Ein Mahler der ultimativen Deutlichkeit
Ein denkwürdiges Konzert, das auch das historische Gedächtnis stimulierte: Das Europäische Jugendorchesters unter Iván Fischer führt beim Festival Bozen Variationen über ein Kinderlied für Orchester und Klavier von Ernst von Dohnányi mit der Solistin Isata Kanneh-Mason und Gustav Mahlers Symphonie Nr. 1 auf.
Von Hubert Stuppner
„Man dachte dies und dachte das, man fühlte dies und fühlte das und sehnte sich den Tönen nach“, dies frei nach Mörike der Eindruck zum Konzert des Europäischen Jugendorchesters unter Iván Fischer am vergangenen Samstag im Bozner Stadttheater: ein denkwürdiges Konzert, da es über den Unterhaltungswert hinaus auch das historische Gedächtnis stimulierte und auf die intensivste Art und Weise die späte Romantik mit der unsteten Gegenwart in Beziehung setzte.

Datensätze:
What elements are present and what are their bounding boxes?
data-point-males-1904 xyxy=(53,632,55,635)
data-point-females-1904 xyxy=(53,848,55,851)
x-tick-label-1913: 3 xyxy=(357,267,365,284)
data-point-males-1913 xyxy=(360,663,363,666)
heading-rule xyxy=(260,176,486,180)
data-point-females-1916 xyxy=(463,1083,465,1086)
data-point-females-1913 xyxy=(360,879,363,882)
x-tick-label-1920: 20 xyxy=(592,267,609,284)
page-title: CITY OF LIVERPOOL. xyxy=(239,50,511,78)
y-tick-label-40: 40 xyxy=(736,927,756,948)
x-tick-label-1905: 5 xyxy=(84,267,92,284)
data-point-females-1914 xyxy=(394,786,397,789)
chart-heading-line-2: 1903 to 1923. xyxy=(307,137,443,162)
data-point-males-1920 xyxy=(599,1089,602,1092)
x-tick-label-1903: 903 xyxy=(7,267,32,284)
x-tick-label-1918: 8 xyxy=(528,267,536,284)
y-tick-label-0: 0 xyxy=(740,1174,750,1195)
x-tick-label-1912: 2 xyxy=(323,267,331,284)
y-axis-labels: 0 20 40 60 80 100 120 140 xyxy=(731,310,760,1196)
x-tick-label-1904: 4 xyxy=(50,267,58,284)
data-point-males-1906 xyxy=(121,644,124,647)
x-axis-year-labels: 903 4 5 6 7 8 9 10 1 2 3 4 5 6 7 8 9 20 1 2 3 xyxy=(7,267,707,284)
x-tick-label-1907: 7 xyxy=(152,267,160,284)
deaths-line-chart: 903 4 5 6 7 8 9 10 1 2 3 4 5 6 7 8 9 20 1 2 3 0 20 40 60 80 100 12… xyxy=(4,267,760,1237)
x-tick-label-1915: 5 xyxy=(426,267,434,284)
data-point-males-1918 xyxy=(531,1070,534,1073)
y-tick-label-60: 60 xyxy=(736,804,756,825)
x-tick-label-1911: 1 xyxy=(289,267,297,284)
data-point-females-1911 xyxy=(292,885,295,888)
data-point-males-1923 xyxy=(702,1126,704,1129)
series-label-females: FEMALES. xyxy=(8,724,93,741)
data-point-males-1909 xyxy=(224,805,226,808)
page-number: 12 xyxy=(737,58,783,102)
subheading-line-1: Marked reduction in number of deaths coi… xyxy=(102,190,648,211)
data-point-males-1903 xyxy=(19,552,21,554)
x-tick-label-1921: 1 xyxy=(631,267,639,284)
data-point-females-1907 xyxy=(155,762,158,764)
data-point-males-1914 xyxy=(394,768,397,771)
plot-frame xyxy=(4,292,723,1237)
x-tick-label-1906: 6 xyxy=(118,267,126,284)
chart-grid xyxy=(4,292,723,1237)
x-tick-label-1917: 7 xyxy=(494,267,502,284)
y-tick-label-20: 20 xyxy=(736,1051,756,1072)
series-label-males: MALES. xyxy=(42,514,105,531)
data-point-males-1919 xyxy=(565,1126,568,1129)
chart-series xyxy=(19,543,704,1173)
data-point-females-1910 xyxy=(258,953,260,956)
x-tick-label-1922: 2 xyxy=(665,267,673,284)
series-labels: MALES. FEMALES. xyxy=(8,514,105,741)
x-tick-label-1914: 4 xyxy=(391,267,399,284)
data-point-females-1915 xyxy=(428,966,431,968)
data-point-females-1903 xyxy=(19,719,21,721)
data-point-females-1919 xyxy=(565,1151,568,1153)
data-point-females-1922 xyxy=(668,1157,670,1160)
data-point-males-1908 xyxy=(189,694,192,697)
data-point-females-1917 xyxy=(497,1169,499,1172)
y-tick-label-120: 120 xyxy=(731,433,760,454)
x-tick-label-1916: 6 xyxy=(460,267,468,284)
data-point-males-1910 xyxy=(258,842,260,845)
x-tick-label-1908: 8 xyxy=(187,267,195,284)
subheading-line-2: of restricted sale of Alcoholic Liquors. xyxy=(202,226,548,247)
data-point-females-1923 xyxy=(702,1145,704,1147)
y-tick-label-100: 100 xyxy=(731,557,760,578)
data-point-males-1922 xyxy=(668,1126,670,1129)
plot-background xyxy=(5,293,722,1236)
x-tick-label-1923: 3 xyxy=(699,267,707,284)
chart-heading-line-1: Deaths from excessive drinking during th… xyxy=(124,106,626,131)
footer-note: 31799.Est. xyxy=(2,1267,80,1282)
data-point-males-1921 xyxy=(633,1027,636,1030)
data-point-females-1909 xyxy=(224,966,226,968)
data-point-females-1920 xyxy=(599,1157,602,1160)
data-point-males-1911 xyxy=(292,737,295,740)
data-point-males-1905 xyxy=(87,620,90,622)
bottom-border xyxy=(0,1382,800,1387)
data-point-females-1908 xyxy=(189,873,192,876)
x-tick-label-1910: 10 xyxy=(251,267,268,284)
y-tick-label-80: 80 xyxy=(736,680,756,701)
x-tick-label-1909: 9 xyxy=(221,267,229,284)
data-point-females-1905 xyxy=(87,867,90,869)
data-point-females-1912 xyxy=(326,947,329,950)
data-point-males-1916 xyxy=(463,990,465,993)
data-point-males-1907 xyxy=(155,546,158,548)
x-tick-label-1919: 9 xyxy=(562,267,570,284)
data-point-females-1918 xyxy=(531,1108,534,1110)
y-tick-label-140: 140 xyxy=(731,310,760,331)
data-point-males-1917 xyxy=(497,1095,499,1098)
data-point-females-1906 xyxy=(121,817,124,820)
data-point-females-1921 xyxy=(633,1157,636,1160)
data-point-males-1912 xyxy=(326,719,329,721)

* Aufgabendetails:
In welchem Haus spielte das Europäische Jugendorchester laut dem Konzertbericht oben unter Iván Fischer?

* Vollständige Antwort:
Im Bozner Stadttheater.